> STATED GOAL: Reproduce, without any changes, the lines from the first one through the line containing "285, 1262, 303]", including both of these.

□ □ □ □ □

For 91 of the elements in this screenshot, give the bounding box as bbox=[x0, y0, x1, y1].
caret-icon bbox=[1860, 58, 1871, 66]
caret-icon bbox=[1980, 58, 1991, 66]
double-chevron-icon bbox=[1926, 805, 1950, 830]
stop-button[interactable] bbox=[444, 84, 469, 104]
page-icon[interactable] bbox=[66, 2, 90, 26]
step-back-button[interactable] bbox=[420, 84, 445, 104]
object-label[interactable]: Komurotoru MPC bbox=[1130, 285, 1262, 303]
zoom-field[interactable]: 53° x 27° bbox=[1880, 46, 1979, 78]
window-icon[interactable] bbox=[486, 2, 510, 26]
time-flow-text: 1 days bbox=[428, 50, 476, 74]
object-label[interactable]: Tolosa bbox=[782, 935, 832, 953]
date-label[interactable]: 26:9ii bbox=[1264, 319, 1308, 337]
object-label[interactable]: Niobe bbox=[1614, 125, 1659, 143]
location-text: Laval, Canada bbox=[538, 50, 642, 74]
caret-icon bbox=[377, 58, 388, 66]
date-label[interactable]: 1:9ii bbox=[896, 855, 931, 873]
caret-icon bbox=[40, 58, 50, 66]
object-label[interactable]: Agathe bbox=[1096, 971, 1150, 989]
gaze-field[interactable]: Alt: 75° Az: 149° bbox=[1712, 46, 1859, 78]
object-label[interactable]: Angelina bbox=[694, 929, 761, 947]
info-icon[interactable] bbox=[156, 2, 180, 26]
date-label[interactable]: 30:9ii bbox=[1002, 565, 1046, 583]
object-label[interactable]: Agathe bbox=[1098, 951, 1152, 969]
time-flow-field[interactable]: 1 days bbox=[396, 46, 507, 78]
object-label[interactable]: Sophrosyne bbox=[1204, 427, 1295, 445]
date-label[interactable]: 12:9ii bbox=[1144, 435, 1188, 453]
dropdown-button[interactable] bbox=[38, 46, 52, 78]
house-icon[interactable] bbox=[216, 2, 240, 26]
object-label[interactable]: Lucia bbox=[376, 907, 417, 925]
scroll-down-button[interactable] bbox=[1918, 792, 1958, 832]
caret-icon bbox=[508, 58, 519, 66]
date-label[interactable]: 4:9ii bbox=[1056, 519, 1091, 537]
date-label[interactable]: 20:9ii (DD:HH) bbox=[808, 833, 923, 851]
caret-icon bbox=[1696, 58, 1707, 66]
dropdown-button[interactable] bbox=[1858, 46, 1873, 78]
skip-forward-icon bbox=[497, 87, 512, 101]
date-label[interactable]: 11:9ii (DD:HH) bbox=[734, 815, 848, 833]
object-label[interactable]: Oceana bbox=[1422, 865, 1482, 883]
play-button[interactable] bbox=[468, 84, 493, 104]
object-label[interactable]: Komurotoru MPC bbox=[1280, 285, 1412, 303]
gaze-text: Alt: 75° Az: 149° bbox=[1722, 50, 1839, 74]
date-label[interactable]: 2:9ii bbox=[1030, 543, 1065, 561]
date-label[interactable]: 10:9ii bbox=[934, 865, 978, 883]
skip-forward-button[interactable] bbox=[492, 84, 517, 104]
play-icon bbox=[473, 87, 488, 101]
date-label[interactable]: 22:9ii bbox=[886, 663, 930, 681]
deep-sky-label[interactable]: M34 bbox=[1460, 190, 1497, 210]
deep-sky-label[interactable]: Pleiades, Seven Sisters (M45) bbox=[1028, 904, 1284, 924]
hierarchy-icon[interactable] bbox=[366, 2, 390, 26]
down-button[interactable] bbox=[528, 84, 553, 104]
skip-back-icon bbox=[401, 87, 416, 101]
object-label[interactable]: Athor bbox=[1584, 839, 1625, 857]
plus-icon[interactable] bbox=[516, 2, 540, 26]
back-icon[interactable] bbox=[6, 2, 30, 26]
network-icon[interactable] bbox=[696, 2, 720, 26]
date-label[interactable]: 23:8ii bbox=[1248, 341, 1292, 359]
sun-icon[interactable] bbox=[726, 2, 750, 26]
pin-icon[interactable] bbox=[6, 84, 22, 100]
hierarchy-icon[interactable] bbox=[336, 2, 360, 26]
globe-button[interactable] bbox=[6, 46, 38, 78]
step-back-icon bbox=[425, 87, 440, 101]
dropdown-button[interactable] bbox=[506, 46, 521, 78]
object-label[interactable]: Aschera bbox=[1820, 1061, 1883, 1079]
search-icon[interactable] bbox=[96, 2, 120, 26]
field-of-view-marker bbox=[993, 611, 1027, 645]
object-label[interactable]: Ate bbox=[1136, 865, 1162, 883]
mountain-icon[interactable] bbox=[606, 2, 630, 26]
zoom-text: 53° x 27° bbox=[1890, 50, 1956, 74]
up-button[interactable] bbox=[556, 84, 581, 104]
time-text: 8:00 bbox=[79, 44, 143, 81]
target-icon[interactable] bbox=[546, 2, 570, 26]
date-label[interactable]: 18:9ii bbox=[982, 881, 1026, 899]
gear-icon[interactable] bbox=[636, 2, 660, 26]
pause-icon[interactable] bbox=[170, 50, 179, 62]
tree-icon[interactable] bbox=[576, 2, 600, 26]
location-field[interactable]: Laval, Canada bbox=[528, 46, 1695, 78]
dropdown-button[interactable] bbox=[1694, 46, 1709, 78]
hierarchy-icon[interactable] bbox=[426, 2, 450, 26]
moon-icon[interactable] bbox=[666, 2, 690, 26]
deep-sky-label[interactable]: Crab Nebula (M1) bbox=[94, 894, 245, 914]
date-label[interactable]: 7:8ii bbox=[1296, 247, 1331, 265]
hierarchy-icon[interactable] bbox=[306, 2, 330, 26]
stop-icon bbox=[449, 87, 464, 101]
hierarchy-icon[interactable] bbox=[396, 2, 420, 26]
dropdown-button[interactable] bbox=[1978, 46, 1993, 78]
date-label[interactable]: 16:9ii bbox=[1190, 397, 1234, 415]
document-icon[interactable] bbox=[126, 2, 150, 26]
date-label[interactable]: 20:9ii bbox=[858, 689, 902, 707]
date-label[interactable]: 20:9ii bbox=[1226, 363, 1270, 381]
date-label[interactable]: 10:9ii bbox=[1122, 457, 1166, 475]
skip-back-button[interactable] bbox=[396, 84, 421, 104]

□ □ □ □ □

> WRITTEN ANSWER:
For 91 of the elements in this screenshot, give the bounding box as bbox=[x0, y0, x1, y1].
caret-icon bbox=[1860, 58, 1871, 66]
caret-icon bbox=[1980, 58, 1991, 66]
double-chevron-icon bbox=[1926, 805, 1950, 830]
stop-button[interactable] bbox=[444, 84, 469, 104]
page-icon[interactable] bbox=[66, 2, 90, 26]
step-back-button[interactable] bbox=[420, 84, 445, 104]
object-label[interactable]: Komurotoru MPC bbox=[1130, 285, 1262, 303]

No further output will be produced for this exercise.